§ **Written task**
Give an exact transcription of every line, dropping the images.

[Working data start]

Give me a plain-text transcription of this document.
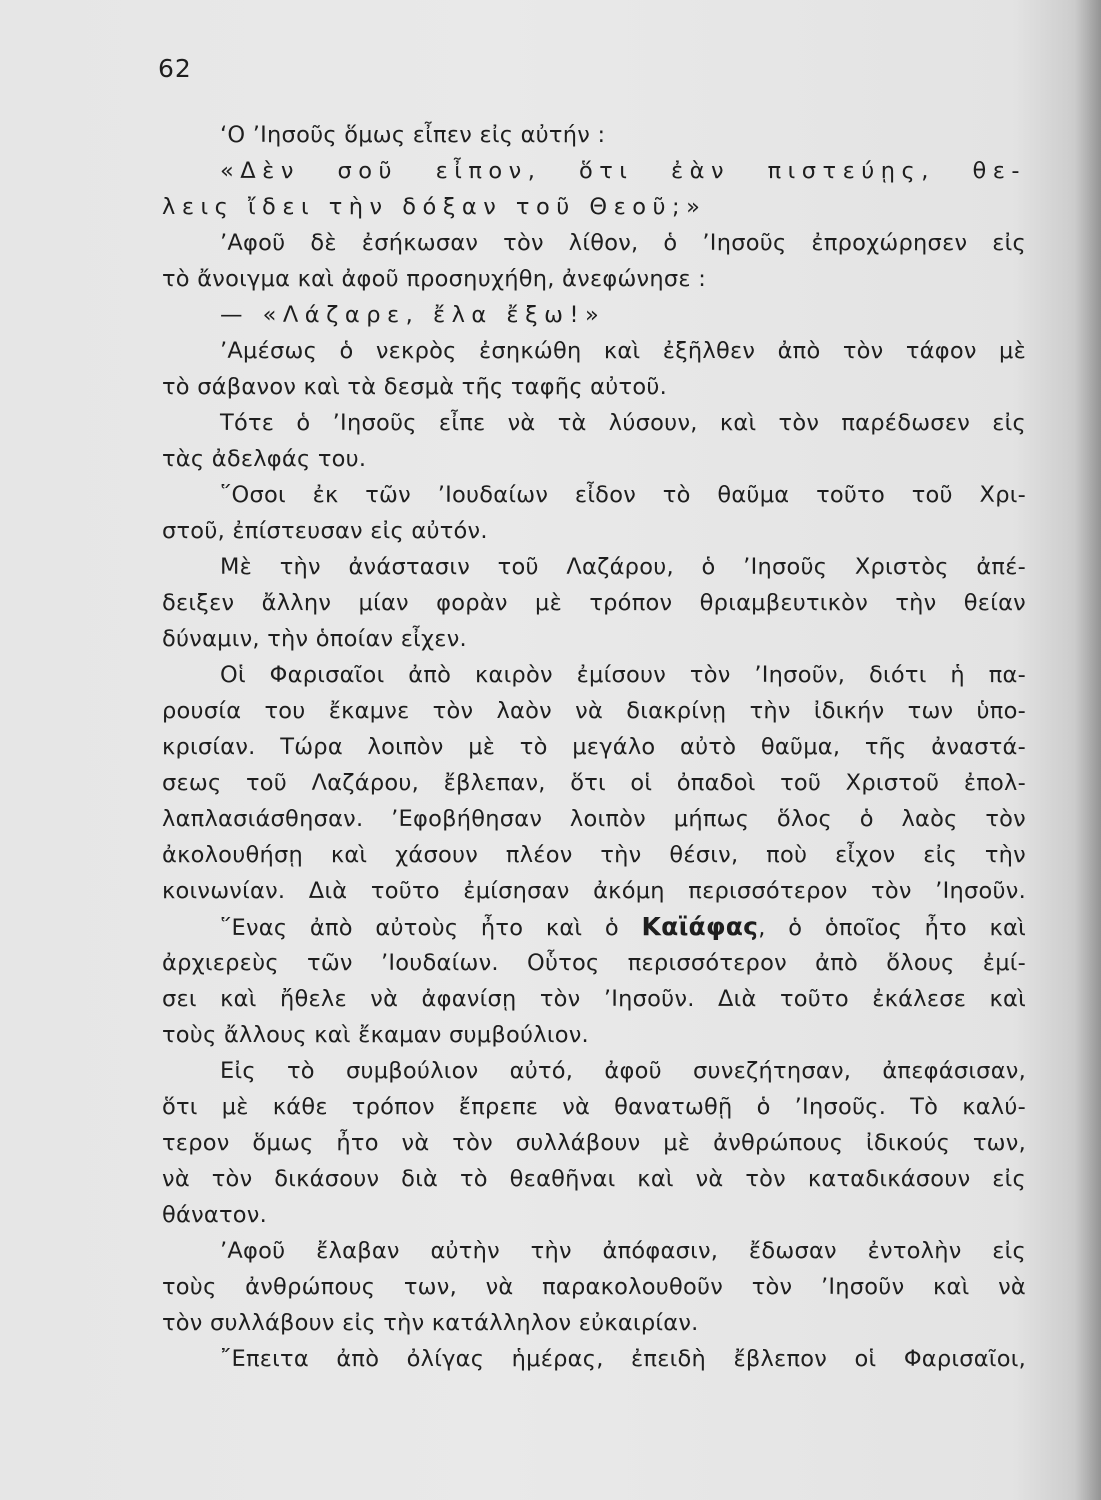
62
‘Ο ’Ιησοῦς ὅμως εἶπεν εἰς αὐτήν :
«Δὲν σοῦ εἶπον, ὅτι ἐὰν πιστεύῃς, θε-
λεις ἴδει τὴν δόξαν τοῦ Θεοῦ;»
’Αφοῦ δὲ ἐσήκωσαν τὸν λίθον, ὁ ’Ιησοῦς ἐπροχώρησεν εἰς
τὸ ἄνοιγμα καὶ ἀφοῦ προσηυχήθη, ἀνεφώνησε :
— «Λάζαρε, ἔλα ἔξω!»
’Αμέσως ὁ νεκρὸς ἐσηκώθη καὶ ἐξῆλθεν ἀπὸ τὸν τάφον μὲ
τὸ σάβανον καὶ τὰ δεσμὰ τῆς ταφῆς αὐτοῦ.
Τότε ὁ ’Ιησοῦς εἶπε νὰ τὰ λύσουν, καὶ τὸν παρέδωσεν εἰς
τὰς ἀδελφάς του.
῞Οσοι ἐκ τῶν ’Ιουδαίων εἶδον τὸ θαῦμα τοῦτο τοῦ Χρι-
στοῦ, ἐπίστευσαν εἰς αὐτόν.
Μὲ τὴν ἀνάστασιν τοῦ Λαζάρου, ὁ ’Ιησοῦς Χριστὸς ἀπέ-
δειξεν ἄλλην μίαν φορὰν μὲ τρόπον θριαμβευτικὸν τὴν θείαν
δύναμιν, τὴν ὁποίαν εἶχεν.
Οἱ Φαρισαῖοι ἀπὸ καιρὸν ἐμίσουν τὸν ’Ιησοῦν, διότι ἡ πα-
ρουσία του ἔκαμνε τὸν λαὸν νὰ διακρίνῃ τὴν ἰδικήν των ὑπο-
κρισίαν. Τώρα λοιπὸν μὲ τὸ μεγάλο αὐτὸ θαῦμα, τῆς ἀναστά-
σεως τοῦ Λαζάρου, ἔβλεπαν, ὅτι οἱ ὀπαδοὶ τοῦ Χριστοῦ ἐπολ-
λαπλασιάσθησαν. ’Εφοβήθησαν λοιπὸν μήπως ὅλος ὁ λαὸς τὸν
ἀκολουθήσῃ καὶ χάσουν πλέον τὴν θέσιν, ποὺ εἶχον εἰς τὴν
κοινωνίαν. Διὰ τοῦτο ἐμίσησαν ἀκόμη περισσότερον τὸν ’Ιησοῦν.
῞Ενας ἀπὸ αὐτοὺς ἦτο καὶ ὁ Καϊάφας, ὁ ὁποῖος ἦτο καὶ
ἀρχιερεὺς τῶν ’Ιουδαίων. Οὗτος περισσότερον ἀπὸ ὅλους ἐμί-
σει καὶ ἤθελε νὰ ἀφανίσῃ τὸν ’Ιησοῦν. Διὰ τοῦτο ἐκάλεσε καὶ
τοὺς ἄλλους καὶ ἔκαμαν συμβούλιον.
Εἰς τὸ συμβούλιον αὐτό, ἀφοῦ συνεζήτησαν, ἀπεφάσισαν,
ὅτι μὲ κάθε τρόπον ἔπρεπε νὰ θανατωθῇ ὁ ’Ιησοῦς. Τὸ καλύ-
τερον ὅμως ἦτο νὰ τὸν συλλάβουν μὲ ἀνθρώπους ἰδικούς των,
νὰ τὸν δικάσουν διὰ τὸ θεαθῆναι καὶ νὰ τὸν καταδικάσουν εἰς
θάνατον.
’Αφοῦ ἔλαβαν αὐτὴν τὴν ἀπόφασιν, ἔδωσαν ἐντολὴν εἰς
τοὺς ἀνθρώπους των, νὰ παρακολουθοῦν τὸν ’Ιησοῦν καὶ νὰ
τὸν συλλάβουν εἰς τὴν κατάλληλον εὐκαιρίαν.
῎Επειτα ἀπὸ ὀλίγας ἡμέρας, ἐπειδὴ ἔβλεπον οἱ Φαρισαῖοι,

[Working data end]

§ **Output of the task**
Give me a plain-text transcription of this document.
62
‘Ο ’Ιησοῦς ὅμως εἶπεν εἰς αὐτήν :
«Δὲν σοῦ εἶπον, ὅτι ἐὰν πιστεύῃς, θε-
λεις ἴδει τὴν δόξαν τοῦ Θεοῦ;»
’Αφοῦ δὲ ἐσήκωσαν τὸν λίθον, ὁ ’Ιησοῦς ἐπροχώρησεν εἰς
τὸ ἄνοιγμα καὶ ἀφοῦ προσηυχήθη, ἀνεφώνησε :
— «Λάζαρε, ἔλα ἔξω!»
’Αμέσως ὁ νεκρὸς ἐσηκώθη καὶ ἐξῆλθεν ἀπὸ τὸν τάφον μὲ
τὸ σάβανον καὶ τὰ δεσμὰ τῆς ταφῆς αὐτοῦ.
Τότε ὁ ’Ιησοῦς εἶπε νὰ τὰ λύσουν, καὶ τὸν παρέδωσεν εἰς
τὰς ἀδελφάς του.
῞Οσοι ἐκ τῶν ’Ιουδαίων εἶδον τὸ θαῦμα τοῦτο τοῦ Χρι-
στοῦ, ἐπίστευσαν εἰς αὐτόν.
Μὲ τὴν ἀνάστασιν τοῦ Λαζάρου, ὁ ’Ιησοῦς Χριστὸς ἀπέ-
δειξεν ἄλλην μίαν φορὰν μὲ τρόπον θριαμβευτικὸν τὴν θείαν
δύναμιν, τὴν ὁποίαν εἶχεν.
Οἱ Φαρισαῖοι ἀπὸ καιρὸν ἐμίσουν τὸν ’Ιησοῦν, διότι ἡ πα-
ρουσία του ἔκαμνε τὸν λαὸν νὰ διακρίνῃ τὴν ἰδικήν των ὑπο-
κρισίαν. Τώρα λοιπὸν μὲ τὸ μεγάλο αὐτὸ θαῦμα, τῆς ἀναστά-
σεως τοῦ Λαζάρου, ἔβλεπαν, ὅτι οἱ ὀπαδοὶ τοῦ Χριστοῦ ἐπολ-
λαπλασιάσθησαν. ’Εφοβήθησαν λοιπὸν μήπως ὅλος ὁ λαὸς τὸν
ἀκολουθήσῃ καὶ χάσουν πλέον τὴν θέσιν, ποὺ εἶχον εἰς τὴν
κοινωνίαν. Διὰ τοῦτο ἐμίσησαν ἀκόμη περισσότερον τὸν ’Ιησοῦν.
῞Ενας ἀπὸ αὐτοὺς ἦτο καὶ ὁ Καϊάφας, ὁ ὁποῖος ἦτο καὶ
ἀρχιερεὺς τῶν ’Ιουδαίων. Οὗτος περισσότερον ἀπὸ ὅλους ἐμί-
σει καὶ ἤθελε νὰ ἀφανίσῃ τὸν ’Ιησοῦν. Διὰ τοῦτο ἐκάλεσε καὶ
τοὺς ἄλλους καὶ ἔκαμαν συμβούλιον.
Εἰς τὸ συμβούλιον αὐτό, ἀφοῦ συνεζήτησαν, ἀπεφάσισαν,
ὅτι μὲ κάθε τρόπον ἔπρεπε νὰ θανατωθῇ ὁ ’Ιησοῦς. Τὸ καλύ-
τερον ὅμως ἦτο νὰ τὸν συλλάβουν μὲ ἀνθρώπους ἰδικούς των,
νὰ τὸν δικάσουν διὰ τὸ θεαθῆναι καὶ νὰ τὸν καταδικάσουν εἰς
θάνατον.
’Αφοῦ ἔλαβαν αὐτὴν τὴν ἀπόφασιν, ἔδωσαν ἐντολὴν εἰς
τοὺς ἀνθρώπους των, νὰ παρακολουθοῦν τὸν ’Ιησοῦν καὶ νὰ
τὸν συλλάβουν εἰς τὴν κατάλληλον εὐκαιρίαν.
῎Επειτα ἀπὸ ὀλίγας ἡμέρας, ἐπειδὴ ἔβλεπον οἱ Φαρισαῖοι,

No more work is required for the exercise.